### Text shown
— Start —

Referring to FIG. 10, there is shown a simplified schematic circuit diagram for a typical trunk circuit TC15. The trunk circuit TC15 includes a select relay S and control relays A, B, C, and D. The operation of the select relay is controlled by an output of the control matrix represented as a normally open contact S15 which is connected between ground and the control path to the select relay S, such as path CSS. The select relay S, when operated, serves to connect the control relays A-D to the trunk control highway over transfer contacts S-1 to S-4 and conductors CAS-CDS, respectively. Contacts THYO A-E and THYL A-E represent outputs of the control matrix which enable energization of the trunk circuit control relays, such as relays A-D via trunk highway THYO or THYL, respectively. The control output matrix contacts THYO A-E and THYL A-E are selectively operable in accordance with commands provided by the common control to extend ground over highway test relay T1 and highway transfer relay TR1 to the control relays A-D. The trunk highway extends to trunk circuit TC15 as well as to the remaining 15 trunk circuits TC00- TC14 of trunk group THGO.

Referring to FIG. 11, there is shown the layout of a portion of the control matrix which is assigned to the trunk circuit control. The control matrix field M is a word oriented memory of 16 words WOO through W15. Each word comprises 32 bits BOO through B31. The individual bits of the control matrix word serve as control matric points CMP. The output of a control matrix point CMP into the controlled equipment may, for example be a correed relay contact in the trunk circuit control. Each trunk relay group, such as trunk relay group THGO which consists of 16 trunk circuits TCOO-TC15, is controlled by a different word of the control matrix, such as word WOO for trunk group THGO. Bits BOO-B15 of word WOO control contacts SO-S15, FIG. 10, to enable selection of a trunk circuit of trunk group THGO. Bits B16-B23 and bits B24-B31 of each matrix word form two 8-bit fields of which five bits are used for each trunk highway THYO and THY1, respectively. Thus bits B19-B23 and bits B27-B31 control the operation of output relay contacts THYO A-E and THY1 A-E, respectively. It is pointed out that while five bits are provided for each trunk highway THYO, THY1 fewer bits may be required for the control of a given trunk circuit. For example, for trunk circuit TC15, which includes only four control relays A-D, bits B31, B30, B29, and B28 control the energization of control relays A, B, C, and D, respectively over trunk highway THY1 Similarly, bits B23, B22, B21, and B20 control the energization of relays A, B, C and D, respectively via trunk highway THYO.

The control matrix points of words WOO-WO4 control trunk groups THGO-THG4 which include trunk circuits TCOO-TC79. similarly, matrix words WO5-W10 control trunk groups THG5-THG9 which include trunk circuits TC80-TC159, and words W11-W15 control trunk groups THG10-THG15 which include trunk circuits TC16-TC255.

The manner in which the state of the control matrix points of the control matrix is set forth in the above-referenced peripheral controller application. For purposes of this description, it is sufficient to know that the common control apparatus, in response to signals received over the sense matrix employs call processing software to determine the desired status for the various trunk circuits TC00-TC255 and responsively effects the writing of true bits into locations of the control matrix to enable selection of a given trunk circuit and the enabling of control relays associated with such trunk circuit.

— End —

### Record list
— Start —

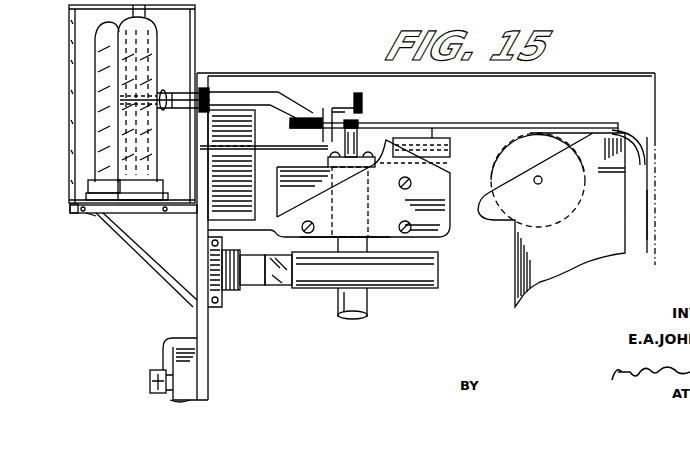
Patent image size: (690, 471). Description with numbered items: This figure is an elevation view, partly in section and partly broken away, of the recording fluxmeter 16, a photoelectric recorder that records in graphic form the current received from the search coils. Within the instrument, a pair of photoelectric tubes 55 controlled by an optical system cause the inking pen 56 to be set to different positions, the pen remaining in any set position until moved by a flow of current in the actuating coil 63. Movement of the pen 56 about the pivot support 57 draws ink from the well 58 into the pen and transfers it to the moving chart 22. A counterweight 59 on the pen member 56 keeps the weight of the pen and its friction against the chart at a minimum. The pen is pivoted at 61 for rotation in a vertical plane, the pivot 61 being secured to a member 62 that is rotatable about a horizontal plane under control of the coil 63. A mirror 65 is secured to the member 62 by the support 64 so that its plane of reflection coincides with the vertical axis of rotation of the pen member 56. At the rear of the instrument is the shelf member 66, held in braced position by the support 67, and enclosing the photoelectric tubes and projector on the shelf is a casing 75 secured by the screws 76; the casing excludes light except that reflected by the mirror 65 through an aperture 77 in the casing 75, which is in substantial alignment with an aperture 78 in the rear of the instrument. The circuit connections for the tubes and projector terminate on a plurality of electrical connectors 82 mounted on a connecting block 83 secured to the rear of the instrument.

— End —
— Start —

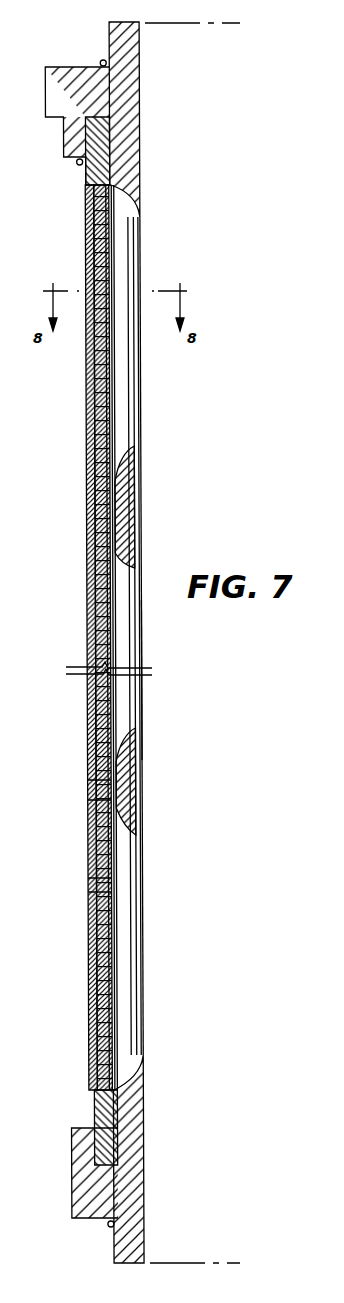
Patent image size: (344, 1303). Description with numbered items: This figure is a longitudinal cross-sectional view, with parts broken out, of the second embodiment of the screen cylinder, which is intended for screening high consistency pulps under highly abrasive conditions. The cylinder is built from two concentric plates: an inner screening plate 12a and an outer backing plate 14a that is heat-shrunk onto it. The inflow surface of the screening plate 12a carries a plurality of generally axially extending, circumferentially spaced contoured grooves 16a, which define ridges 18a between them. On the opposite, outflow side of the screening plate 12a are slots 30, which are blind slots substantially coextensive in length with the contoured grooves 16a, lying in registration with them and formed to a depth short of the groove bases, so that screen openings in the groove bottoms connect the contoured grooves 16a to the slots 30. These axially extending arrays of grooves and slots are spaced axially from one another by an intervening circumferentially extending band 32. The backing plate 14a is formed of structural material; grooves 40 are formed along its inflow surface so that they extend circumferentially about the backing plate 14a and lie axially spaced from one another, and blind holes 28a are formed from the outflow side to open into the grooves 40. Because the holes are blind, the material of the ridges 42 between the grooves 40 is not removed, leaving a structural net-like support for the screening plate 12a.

— End —

### Exercise brief
Continue the passage on trunk circuit control from the point where it ends.

### The response
Thus, for example, assuming a request for service has been received by trunk circuit TC15 and that such request for service indicates that relays A and B of trunk circuit TC15 are to be operated, the common control would effect writing of a true bit into bit position B15 to enable selection of trunk circuit TC15 and further true bits into bit locations B22 and B23 and B30 and B31. It is pointed that if status requests for more than one trunk circuit within a given trunk group are received, only the request for one trunk circuit of the given group is answered at a given time. The remaining requests are placed in a queue until a previous request can be answered.

As soon as true bits have been written into bit locations of the control matrix, the corresponding correed output relays will be enabled causing energization of the select relay S and control relays A-D in accordance with the bits read into the word.

Typical Trunk Circuit Control Relay Operation

The following is a brief description of the normal sequence of highway control for two complete 40 millisecond control cycles. Each cycle consists of four 10 millisecond sequence states. In the first 40 MS cycle, relays A and B of a selected trunk circuit are operated. In the second cycle, relay A remains operated and relay B restores.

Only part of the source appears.